**EXERCISE DIRECTIONS**
Convert the material from its first line through the line containing "x-tick-label: Sep-22 bbox=[408, 338, 422, 377]" into a Markdown table with the columns Row and Material line. Number the rows in order, put each line in full in the second column, and skip any blank lines.

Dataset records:
:::::

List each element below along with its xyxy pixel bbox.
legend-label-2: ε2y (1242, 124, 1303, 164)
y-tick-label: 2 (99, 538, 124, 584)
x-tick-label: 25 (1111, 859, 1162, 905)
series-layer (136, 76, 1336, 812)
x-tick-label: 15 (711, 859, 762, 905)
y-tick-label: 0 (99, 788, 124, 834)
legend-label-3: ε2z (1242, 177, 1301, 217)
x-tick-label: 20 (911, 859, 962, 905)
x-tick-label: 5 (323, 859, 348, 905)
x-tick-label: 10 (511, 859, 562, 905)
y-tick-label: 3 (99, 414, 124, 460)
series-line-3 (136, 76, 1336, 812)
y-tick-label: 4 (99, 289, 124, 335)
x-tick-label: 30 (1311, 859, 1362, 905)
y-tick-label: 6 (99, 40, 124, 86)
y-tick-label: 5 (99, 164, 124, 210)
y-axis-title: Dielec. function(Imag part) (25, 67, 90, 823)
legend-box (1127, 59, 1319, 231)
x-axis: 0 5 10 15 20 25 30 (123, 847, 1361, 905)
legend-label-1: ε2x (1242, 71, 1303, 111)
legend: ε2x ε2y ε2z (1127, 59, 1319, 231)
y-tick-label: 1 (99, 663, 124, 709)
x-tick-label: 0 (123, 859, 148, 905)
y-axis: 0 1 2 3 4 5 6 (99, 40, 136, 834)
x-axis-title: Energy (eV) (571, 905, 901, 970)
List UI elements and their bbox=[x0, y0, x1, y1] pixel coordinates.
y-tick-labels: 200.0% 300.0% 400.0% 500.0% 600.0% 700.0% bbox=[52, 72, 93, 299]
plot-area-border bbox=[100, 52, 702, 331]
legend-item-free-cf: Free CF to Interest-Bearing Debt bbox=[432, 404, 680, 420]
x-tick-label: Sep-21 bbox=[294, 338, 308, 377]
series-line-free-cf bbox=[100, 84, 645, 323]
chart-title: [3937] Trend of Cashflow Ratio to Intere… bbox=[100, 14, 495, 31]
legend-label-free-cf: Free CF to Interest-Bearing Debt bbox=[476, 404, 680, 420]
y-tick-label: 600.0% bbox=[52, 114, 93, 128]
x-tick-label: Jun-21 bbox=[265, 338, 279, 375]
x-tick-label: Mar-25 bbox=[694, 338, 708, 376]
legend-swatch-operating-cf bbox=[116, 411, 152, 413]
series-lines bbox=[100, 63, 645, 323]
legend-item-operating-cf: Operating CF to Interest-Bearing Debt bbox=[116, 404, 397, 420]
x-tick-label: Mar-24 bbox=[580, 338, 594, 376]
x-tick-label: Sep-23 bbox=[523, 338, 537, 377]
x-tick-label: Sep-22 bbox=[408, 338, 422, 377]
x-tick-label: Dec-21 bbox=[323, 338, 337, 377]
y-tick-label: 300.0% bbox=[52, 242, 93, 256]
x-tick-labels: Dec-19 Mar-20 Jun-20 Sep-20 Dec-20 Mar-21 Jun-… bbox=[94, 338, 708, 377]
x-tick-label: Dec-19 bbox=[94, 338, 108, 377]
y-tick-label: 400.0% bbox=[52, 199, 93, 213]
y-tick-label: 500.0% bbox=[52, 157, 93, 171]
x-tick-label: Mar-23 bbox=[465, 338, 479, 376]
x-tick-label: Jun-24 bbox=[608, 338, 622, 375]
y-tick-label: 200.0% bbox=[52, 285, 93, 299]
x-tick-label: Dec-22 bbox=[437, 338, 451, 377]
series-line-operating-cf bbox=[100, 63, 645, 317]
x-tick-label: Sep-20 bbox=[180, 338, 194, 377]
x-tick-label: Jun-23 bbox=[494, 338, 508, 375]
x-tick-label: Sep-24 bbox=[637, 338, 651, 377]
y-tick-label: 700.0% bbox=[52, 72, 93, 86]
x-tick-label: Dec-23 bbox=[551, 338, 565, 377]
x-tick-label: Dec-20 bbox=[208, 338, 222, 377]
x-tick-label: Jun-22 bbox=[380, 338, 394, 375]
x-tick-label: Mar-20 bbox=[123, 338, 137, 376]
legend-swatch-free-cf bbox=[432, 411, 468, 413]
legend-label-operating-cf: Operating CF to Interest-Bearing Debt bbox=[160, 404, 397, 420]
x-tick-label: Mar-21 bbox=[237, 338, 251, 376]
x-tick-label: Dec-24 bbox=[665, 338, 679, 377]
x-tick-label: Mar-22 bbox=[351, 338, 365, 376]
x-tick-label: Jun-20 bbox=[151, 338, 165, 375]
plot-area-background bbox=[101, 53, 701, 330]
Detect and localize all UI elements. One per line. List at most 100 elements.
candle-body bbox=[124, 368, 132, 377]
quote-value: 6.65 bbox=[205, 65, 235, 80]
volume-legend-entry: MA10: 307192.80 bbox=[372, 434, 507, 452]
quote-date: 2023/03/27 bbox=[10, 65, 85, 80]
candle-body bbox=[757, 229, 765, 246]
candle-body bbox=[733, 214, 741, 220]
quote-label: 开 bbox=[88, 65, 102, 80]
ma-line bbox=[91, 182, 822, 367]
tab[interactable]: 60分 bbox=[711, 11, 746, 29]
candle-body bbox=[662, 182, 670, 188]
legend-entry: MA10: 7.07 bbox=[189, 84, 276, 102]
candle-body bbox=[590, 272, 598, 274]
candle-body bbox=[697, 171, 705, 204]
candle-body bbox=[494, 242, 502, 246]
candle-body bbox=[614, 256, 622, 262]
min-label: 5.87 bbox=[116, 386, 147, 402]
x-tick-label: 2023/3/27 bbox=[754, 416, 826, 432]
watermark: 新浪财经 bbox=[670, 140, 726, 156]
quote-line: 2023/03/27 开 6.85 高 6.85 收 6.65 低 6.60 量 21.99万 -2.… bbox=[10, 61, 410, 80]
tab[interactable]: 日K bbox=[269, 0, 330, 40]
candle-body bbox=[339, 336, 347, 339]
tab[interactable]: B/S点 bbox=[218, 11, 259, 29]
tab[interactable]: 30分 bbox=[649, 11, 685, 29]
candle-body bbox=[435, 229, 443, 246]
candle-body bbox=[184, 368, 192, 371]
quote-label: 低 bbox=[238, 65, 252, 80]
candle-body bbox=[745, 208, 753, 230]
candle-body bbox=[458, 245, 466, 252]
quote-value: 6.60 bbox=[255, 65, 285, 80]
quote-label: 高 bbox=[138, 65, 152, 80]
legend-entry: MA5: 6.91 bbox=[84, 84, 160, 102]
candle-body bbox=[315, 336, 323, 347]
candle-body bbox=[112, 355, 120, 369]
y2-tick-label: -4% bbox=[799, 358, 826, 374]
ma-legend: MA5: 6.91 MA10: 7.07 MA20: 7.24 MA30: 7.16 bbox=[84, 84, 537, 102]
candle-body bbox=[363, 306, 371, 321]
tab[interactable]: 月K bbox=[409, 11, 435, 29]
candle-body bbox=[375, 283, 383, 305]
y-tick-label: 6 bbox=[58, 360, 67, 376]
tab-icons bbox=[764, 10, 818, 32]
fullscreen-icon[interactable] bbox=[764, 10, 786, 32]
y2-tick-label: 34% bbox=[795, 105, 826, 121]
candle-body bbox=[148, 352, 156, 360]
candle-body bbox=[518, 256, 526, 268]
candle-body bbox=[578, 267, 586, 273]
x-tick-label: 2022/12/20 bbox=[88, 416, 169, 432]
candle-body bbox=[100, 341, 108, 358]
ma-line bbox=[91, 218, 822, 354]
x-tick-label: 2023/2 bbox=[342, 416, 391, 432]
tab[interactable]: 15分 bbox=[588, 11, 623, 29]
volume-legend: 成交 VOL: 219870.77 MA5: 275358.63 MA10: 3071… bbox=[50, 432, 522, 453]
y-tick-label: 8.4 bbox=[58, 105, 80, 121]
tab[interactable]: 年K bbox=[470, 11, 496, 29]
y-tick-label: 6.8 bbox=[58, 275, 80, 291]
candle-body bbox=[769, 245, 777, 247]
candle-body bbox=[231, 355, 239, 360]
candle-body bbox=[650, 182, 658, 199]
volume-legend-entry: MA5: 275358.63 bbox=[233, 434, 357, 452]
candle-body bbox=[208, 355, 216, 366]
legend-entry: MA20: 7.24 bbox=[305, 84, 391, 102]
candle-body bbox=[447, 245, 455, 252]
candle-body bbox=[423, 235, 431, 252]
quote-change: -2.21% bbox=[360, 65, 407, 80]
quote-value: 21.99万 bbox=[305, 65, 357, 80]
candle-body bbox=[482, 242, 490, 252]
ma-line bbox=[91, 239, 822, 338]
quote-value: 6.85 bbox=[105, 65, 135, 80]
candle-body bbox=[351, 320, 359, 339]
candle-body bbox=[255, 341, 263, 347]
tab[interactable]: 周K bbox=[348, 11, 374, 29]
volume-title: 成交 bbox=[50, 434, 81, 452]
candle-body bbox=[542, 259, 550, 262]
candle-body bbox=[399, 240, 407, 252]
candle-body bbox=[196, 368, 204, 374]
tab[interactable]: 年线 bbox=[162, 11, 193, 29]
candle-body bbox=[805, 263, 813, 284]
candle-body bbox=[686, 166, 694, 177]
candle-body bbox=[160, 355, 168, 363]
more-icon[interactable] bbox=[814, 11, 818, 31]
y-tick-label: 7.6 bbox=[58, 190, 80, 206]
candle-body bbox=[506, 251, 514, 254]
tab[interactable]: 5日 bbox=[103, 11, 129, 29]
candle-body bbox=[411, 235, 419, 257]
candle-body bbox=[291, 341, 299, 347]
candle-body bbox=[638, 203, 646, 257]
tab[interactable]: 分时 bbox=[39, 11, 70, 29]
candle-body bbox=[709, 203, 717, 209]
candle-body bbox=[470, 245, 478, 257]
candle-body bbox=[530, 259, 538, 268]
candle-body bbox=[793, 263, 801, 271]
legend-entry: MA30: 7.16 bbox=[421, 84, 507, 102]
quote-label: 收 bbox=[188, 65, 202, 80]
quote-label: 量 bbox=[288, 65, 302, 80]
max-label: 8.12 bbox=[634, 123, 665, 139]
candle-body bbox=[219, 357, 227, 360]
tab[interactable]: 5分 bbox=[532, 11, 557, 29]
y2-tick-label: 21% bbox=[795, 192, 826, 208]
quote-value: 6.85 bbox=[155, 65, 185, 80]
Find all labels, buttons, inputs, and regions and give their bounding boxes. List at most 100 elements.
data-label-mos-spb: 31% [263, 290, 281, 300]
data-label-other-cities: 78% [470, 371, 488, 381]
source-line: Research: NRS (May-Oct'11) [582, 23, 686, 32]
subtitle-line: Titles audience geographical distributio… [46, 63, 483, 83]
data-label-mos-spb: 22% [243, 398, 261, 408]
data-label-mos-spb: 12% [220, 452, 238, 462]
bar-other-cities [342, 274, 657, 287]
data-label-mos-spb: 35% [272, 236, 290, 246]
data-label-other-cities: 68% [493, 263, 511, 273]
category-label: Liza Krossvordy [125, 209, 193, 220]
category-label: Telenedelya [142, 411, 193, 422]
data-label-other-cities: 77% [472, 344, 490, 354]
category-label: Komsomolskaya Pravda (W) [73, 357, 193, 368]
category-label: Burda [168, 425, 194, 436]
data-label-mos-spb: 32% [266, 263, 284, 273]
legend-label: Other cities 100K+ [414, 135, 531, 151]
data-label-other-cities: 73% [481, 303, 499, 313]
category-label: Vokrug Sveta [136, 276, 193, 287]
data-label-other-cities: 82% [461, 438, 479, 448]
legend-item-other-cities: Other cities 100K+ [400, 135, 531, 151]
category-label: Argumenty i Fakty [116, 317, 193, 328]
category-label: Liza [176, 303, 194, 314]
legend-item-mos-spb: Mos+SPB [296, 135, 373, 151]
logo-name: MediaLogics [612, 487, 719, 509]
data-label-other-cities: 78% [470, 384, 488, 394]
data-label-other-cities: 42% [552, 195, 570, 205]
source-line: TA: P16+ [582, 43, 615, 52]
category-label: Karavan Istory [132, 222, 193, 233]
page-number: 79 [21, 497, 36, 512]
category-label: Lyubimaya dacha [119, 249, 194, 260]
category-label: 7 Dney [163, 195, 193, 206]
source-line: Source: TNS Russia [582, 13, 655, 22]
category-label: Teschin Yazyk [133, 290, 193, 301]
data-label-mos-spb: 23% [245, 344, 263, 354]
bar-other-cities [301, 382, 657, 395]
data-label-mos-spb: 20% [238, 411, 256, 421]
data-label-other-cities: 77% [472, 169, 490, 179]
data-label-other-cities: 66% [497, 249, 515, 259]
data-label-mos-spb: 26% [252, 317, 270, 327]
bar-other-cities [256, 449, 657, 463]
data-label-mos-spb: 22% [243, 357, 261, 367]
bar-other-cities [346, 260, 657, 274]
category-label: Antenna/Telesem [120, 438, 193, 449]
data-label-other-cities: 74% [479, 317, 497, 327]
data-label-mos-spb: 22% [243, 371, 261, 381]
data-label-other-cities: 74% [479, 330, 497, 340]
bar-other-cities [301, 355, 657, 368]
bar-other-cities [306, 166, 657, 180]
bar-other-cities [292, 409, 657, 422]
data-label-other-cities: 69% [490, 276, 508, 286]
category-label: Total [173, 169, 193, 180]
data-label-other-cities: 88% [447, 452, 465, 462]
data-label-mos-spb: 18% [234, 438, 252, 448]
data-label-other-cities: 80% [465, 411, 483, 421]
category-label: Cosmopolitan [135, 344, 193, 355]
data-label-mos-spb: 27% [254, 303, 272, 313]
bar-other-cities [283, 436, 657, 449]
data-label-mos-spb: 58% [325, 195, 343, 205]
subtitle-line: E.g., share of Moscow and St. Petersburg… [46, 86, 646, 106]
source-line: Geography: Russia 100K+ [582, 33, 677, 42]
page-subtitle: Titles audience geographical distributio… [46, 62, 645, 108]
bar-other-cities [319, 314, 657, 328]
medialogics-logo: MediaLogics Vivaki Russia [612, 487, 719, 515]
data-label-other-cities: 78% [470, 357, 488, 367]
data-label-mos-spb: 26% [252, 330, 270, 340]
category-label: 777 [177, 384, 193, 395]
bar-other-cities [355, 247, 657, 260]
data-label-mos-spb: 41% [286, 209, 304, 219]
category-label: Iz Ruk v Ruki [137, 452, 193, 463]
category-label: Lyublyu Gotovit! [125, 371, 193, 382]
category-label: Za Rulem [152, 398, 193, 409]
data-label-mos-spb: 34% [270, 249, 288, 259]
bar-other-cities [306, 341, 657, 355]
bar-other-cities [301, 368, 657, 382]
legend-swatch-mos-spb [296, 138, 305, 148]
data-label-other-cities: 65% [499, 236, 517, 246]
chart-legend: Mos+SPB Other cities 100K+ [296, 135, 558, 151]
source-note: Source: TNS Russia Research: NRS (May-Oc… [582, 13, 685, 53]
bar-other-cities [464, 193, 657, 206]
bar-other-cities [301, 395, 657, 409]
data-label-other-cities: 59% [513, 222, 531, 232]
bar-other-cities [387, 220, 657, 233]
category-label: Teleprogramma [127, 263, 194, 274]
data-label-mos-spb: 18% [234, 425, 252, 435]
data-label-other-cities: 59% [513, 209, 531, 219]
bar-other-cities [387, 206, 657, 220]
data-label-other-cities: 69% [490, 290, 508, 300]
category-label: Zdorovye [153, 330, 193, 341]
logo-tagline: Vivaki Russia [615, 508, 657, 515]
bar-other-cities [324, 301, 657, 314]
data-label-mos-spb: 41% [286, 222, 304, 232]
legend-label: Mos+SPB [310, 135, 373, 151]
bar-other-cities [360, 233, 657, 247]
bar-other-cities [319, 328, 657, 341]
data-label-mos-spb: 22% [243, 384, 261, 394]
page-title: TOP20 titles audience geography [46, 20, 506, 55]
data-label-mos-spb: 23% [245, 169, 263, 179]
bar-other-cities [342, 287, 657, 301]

:::::

**THE RESULT**
| Row | Material line |
|---|---|
| 1 | List each element below along with its xyxy pixel bbox. |
| 2 | legend-label-2: ε2y (1242, 124, 1303, 164) |
| 3 | y-tick-label: 2 (99, 538, 124, 584) |
| 4 | x-tick-label: 25 (1111, 859, 1162, 905) |
| 5 | series-layer (136, 76, 1336, 812) |
| 6 | x-tick-label: 15 (711, 859, 762, 905) |
| 7 | y-tick-label: 0 (99, 788, 124, 834) |
| 8 | legend-label-3: ε2z (1242, 177, 1301, 217) |
| 9 | x-tick-label: 20 (911, 859, 962, 905) |
| 10 | x-tick-label: 5 (323, 859, 348, 905) |
| 11 | x-tick-label: 10 (511, 859, 562, 905) |
| 12 | y-tick-label: 3 (99, 414, 124, 460) |
| 13 | series-line-3 (136, 76, 1336, 812) |
| 14 | y-tick-label: 4 (99, 289, 124, 335) |
| 15 | x-tick-label: 30 (1311, 859, 1362, 905) |
| 16 | y-tick-label: 6 (99, 40, 124, 86) |
| 17 | y-tick-label: 5 (99, 164, 124, 210) |
| 18 | y-axis-title: Dielec. function(Imag part) (25, 67, 90, 823) |
| 19 | legend-box (1127, 59, 1319, 231) |
| 20 | x-axis: 0 5 10 15 20 25 30 (123, 847, 1361, 905) |
| 21 | legend-label-1: ε2x (1242, 71, 1303, 111) |
| 22 | legend: ε2x ε2y ε2z (1127, 59, 1319, 231) |
| 23 | y-tick-label: 1 (99, 663, 124, 709) |
| 24 | x-tick-label: 0 (123, 859, 148, 905) |
| 25 | y-axis: 0 1 2 3 4 5 6 (99, 40, 136, 834) |
| 26 | x-axis-title: Energy (eV) (571, 905, 901, 970) |
| 27 | List UI elements and their bbox=[x0, y0, x1, y1] pixel coordinates. |
| 28 | y-tick-labels: 200.0% 300.0% 400.0% 500.0% 600.0% 700.0% bbox=[52, 72, 93, 299] |
| 29 | plot-area-border bbox=[100, 52, 702, 331] |
| 30 | legend-item-free-cf: Free CF to Interest-Bearing Debt bbox=[432, 404, 680, 420] |
| 31 | x-tick-label: Sep-21 bbox=[294, 338, 308, 377] |
| 32 | series-line-free-cf bbox=[100, 84, 645, 323] |
| 33 | chart-title: [3937] Trend of Cashflow Ratio to Intere… bbox=[100, 14, 495, 31] |
| 34 | legend-label-free-cf: Free CF to Interest-Bearing Debt bbox=[476, 404, 680, 420] |
| 35 | y-tick-label: 600.0% bbox=[52, 114, 93, 128] |
| 36 | x-tick-label: Jun-21 bbox=[265, 338, 279, 375] |
| 37 | x-tick-label: Mar-25 bbox=[694, 338, 708, 376] |
| 38 | legend-swatch-operating-cf bbox=[116, 411, 152, 413] |
| 39 | series-lines bbox=[100, 63, 645, 323] |
| 40 | legend-item-operating-cf: Operating CF to Interest-Bearing Debt bbox=[116, 404, 397, 420] |
| 41 | x-tick-label: Mar-24 bbox=[580, 338, 594, 376] |
| 42 | x-tick-label: Sep-23 bbox=[523, 338, 537, 377] |
| 43 | x-tick-label: Sep-22 bbox=[408, 338, 422, 377] |